> **Aim of the exercise**: Examine each line of the data. Copy those that contain the string "your".

——

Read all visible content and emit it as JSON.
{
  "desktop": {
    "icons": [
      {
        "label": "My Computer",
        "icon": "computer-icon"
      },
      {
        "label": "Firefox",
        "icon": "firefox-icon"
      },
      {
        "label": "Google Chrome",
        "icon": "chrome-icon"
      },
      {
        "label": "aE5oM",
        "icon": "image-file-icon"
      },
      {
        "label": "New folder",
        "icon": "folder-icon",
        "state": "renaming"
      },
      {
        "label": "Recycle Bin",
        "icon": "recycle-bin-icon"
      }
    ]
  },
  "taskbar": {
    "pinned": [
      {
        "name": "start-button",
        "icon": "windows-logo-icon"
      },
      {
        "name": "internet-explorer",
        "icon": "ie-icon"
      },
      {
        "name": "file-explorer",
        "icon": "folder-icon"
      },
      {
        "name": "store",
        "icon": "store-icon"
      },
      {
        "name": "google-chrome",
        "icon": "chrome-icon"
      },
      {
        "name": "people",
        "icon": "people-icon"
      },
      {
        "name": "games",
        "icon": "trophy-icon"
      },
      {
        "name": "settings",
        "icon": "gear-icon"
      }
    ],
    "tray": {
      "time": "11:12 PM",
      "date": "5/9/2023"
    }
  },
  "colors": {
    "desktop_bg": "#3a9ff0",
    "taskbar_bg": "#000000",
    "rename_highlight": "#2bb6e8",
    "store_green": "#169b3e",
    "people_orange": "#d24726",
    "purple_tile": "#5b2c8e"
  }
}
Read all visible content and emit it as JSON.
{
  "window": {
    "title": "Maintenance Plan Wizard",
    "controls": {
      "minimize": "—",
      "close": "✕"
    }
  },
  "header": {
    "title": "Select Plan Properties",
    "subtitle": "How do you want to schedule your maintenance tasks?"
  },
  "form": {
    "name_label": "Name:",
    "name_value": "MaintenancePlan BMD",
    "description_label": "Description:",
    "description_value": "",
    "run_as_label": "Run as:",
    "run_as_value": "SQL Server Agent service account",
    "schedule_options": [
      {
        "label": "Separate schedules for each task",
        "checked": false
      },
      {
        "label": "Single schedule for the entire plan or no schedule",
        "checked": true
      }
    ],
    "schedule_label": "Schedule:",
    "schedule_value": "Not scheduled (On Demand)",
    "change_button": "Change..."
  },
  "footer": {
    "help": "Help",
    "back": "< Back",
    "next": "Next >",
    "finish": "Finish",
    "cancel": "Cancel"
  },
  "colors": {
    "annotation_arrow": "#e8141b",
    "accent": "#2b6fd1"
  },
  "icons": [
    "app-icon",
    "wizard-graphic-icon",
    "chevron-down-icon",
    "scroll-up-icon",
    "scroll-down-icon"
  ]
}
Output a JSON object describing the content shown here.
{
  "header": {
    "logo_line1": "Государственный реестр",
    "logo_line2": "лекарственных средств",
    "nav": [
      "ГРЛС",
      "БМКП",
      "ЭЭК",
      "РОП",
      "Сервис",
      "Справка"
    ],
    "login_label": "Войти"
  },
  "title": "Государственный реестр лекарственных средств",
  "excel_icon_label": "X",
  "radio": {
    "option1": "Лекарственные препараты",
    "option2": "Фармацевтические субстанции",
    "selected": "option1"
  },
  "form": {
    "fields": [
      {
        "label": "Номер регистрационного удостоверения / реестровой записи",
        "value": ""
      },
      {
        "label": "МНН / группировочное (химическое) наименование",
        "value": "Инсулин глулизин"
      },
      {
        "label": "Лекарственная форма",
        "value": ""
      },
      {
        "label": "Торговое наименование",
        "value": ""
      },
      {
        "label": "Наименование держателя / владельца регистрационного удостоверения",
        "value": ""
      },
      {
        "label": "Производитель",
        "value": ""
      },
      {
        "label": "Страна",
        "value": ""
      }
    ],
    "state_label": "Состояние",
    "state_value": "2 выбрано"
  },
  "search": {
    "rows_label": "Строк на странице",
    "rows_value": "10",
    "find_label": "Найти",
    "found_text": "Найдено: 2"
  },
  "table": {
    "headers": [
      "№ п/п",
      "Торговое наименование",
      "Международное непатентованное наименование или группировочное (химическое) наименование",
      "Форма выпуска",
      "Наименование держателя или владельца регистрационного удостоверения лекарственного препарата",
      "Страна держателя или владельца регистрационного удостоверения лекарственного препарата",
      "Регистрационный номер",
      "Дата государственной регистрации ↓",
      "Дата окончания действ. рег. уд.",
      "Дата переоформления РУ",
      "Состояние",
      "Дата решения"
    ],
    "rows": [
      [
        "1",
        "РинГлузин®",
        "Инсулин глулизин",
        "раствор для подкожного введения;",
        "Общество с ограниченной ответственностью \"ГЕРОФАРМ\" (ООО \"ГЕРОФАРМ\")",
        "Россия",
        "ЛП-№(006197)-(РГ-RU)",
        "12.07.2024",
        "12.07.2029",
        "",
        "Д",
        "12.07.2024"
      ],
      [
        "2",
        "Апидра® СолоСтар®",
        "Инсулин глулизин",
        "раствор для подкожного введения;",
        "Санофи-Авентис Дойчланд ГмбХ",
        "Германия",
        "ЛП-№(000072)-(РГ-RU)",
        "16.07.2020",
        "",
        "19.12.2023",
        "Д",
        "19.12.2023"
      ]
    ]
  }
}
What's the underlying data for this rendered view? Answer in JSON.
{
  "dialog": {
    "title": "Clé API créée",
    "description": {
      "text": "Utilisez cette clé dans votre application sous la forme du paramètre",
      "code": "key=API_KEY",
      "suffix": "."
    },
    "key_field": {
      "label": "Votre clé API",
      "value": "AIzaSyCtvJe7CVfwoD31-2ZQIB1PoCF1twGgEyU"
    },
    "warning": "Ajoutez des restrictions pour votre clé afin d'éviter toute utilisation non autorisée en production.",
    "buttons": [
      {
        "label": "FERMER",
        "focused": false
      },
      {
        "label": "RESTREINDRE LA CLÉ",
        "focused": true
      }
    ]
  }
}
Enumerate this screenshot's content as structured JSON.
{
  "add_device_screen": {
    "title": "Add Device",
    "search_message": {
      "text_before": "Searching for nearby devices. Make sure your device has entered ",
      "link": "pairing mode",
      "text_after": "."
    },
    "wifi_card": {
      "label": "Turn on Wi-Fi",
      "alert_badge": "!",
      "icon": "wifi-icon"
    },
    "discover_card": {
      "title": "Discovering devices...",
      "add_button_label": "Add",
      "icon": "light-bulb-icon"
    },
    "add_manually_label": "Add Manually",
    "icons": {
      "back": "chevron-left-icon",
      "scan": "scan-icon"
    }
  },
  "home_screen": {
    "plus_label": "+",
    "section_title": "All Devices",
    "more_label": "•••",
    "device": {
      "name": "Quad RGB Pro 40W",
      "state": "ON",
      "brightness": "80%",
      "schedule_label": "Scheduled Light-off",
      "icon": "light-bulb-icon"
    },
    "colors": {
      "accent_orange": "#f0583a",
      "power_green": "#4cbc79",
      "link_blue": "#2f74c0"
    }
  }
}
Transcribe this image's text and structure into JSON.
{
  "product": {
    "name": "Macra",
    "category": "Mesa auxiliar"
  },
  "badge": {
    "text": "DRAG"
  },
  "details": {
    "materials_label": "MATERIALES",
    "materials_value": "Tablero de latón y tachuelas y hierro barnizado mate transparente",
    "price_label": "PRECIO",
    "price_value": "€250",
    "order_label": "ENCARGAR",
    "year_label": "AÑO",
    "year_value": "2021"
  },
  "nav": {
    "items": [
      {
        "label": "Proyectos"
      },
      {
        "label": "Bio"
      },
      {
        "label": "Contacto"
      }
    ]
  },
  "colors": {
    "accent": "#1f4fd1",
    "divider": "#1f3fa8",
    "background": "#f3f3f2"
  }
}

——

> **Response**:
    "subtitle": "How do you want to schedule your maintenance tasks?"
      "text_before": "Searching for nearby devices. Make sure your device has entered ",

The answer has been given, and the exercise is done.